# START OF ENTRIES SHOWN

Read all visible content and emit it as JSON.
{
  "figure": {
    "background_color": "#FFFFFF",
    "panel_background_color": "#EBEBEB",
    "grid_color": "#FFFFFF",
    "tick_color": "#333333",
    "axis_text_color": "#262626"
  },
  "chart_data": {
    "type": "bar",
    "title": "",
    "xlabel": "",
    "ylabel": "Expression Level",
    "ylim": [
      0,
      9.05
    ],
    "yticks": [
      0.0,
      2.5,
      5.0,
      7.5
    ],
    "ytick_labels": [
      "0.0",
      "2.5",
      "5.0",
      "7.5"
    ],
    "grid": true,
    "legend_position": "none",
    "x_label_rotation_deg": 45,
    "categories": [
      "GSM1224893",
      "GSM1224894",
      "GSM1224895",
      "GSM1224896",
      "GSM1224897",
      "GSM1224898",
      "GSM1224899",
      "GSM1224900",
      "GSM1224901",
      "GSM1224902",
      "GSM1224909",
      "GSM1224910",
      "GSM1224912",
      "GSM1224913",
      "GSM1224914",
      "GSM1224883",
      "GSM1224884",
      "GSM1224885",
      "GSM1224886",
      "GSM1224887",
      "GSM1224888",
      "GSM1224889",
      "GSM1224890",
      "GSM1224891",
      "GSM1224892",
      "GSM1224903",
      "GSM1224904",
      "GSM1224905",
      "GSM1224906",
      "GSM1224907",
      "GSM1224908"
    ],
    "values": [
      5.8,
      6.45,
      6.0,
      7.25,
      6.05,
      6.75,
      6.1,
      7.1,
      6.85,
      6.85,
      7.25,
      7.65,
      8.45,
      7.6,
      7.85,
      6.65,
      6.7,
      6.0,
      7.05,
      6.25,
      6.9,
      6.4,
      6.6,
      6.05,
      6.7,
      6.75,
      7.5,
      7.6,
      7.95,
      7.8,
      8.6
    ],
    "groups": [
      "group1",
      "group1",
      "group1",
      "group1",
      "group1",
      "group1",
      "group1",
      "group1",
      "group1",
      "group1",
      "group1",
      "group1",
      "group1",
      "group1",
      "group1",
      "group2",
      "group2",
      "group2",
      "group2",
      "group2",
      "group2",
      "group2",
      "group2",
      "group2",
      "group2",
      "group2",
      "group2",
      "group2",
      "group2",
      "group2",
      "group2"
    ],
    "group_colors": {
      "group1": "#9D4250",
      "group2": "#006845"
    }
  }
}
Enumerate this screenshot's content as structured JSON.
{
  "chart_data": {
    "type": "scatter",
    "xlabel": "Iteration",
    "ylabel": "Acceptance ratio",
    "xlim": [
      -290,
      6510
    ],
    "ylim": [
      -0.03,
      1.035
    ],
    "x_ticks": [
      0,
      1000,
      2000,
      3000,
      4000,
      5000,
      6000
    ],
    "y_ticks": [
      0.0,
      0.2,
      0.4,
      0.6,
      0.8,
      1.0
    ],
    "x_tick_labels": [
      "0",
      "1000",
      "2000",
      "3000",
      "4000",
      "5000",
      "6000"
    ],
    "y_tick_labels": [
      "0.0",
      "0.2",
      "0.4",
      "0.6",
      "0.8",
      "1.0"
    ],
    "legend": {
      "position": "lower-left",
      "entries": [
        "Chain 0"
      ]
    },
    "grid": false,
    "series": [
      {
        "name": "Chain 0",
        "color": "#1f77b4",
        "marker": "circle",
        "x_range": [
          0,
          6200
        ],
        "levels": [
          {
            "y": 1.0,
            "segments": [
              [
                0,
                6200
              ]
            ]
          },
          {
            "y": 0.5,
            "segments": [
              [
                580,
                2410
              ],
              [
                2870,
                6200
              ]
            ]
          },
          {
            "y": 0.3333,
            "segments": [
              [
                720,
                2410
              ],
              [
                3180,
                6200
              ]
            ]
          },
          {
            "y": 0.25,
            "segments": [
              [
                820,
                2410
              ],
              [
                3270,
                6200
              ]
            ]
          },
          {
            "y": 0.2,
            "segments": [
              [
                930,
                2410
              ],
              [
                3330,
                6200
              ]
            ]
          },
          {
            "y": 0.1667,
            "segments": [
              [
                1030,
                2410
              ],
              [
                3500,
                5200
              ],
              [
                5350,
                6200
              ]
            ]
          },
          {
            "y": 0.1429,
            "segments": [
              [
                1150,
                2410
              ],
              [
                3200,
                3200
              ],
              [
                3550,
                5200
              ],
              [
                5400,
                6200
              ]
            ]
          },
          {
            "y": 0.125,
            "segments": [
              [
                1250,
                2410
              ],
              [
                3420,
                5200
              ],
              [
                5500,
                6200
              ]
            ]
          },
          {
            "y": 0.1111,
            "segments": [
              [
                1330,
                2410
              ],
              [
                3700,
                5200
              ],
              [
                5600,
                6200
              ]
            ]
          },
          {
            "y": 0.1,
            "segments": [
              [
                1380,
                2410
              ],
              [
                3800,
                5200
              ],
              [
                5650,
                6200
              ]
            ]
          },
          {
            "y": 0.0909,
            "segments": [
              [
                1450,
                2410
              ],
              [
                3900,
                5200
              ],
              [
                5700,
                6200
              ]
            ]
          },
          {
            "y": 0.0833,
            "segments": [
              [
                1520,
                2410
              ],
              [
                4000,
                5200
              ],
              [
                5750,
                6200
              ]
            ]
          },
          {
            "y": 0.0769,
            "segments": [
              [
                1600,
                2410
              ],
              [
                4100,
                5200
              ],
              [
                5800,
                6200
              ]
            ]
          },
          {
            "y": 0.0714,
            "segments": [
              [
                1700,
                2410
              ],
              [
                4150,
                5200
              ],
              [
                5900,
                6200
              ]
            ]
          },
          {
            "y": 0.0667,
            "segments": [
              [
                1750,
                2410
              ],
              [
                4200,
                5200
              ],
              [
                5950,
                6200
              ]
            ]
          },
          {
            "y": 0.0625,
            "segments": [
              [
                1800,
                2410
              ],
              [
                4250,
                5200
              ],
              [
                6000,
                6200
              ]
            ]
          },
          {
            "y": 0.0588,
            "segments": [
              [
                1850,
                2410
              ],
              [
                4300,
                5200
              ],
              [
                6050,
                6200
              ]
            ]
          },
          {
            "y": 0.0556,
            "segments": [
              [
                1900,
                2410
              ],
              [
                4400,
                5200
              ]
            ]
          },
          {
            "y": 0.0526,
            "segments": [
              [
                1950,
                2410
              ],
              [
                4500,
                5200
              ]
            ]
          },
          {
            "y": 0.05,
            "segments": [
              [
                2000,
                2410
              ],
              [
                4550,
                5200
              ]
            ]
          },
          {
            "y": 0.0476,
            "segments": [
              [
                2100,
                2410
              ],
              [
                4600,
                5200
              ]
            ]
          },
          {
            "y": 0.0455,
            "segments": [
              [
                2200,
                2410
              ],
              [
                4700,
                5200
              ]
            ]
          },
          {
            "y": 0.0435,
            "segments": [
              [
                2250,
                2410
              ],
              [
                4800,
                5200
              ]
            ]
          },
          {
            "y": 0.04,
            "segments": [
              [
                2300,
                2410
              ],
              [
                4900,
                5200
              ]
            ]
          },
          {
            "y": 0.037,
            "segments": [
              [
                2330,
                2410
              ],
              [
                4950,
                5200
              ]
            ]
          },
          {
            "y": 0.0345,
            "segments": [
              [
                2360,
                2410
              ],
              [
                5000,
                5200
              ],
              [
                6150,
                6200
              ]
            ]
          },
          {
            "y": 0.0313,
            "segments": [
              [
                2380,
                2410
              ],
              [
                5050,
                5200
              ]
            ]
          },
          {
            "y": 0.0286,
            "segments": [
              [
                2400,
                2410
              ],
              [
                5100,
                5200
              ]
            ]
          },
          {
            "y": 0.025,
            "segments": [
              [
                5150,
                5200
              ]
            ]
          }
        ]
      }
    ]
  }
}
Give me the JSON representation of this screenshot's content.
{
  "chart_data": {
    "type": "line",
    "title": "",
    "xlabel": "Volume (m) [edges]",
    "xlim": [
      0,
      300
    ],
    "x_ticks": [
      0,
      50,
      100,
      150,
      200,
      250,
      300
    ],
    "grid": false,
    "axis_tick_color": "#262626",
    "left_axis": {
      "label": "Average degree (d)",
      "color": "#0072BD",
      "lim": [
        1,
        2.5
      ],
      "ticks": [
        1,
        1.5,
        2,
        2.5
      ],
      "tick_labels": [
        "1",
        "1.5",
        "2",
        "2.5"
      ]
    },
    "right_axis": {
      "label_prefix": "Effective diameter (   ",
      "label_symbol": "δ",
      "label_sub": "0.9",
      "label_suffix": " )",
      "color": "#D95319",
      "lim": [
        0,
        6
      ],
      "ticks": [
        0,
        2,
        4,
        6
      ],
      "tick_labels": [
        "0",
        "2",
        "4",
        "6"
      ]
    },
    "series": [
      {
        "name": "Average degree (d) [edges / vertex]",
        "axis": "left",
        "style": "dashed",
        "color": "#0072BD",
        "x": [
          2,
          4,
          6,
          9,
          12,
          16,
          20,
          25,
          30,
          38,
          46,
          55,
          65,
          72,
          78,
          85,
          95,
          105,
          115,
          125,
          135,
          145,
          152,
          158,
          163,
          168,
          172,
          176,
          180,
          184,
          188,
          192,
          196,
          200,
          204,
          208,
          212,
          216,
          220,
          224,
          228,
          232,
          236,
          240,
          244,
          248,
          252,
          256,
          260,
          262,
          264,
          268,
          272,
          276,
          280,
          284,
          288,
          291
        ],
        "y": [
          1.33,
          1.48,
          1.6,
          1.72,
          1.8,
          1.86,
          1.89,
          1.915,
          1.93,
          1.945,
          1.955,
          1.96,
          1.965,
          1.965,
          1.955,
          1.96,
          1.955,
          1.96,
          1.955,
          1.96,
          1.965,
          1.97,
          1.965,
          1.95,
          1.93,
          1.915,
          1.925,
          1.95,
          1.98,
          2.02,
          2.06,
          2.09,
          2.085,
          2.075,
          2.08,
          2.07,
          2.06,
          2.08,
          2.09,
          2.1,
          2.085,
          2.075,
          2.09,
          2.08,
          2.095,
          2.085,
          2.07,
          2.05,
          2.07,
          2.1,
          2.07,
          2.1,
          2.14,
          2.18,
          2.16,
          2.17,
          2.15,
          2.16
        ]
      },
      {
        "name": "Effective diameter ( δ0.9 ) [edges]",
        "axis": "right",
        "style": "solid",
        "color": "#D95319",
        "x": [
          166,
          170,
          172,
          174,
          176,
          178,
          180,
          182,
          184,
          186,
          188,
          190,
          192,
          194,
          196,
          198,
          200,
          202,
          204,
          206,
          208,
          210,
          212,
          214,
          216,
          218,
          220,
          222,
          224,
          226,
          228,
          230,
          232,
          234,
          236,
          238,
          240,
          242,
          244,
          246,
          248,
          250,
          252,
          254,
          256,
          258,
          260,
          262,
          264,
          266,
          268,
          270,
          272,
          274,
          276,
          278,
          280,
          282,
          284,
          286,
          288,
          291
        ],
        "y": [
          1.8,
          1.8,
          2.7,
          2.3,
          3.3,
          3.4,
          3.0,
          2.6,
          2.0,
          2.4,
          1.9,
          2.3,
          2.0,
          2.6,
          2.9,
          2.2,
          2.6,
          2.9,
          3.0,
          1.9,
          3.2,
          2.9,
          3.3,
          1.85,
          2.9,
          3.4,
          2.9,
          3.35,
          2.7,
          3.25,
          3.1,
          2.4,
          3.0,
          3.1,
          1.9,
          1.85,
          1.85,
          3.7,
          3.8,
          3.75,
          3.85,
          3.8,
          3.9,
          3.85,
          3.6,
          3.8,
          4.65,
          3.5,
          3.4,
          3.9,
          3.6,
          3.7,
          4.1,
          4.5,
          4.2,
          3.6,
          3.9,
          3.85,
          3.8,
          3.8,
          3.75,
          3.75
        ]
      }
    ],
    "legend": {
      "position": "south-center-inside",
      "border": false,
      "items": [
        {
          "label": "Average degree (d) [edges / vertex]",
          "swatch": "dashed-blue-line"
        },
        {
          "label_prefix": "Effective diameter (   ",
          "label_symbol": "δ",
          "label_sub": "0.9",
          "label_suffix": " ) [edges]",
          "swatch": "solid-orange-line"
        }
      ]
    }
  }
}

# END OF ENTRIES SHOWN

Take every line that includes the string "content" and copy it.

> [IN RESPONSE]
Read all visible content and emit it as JSON.
Enumerate this screenshot's content as structured JSON.
Give me the JSON representation of this screenshot's content.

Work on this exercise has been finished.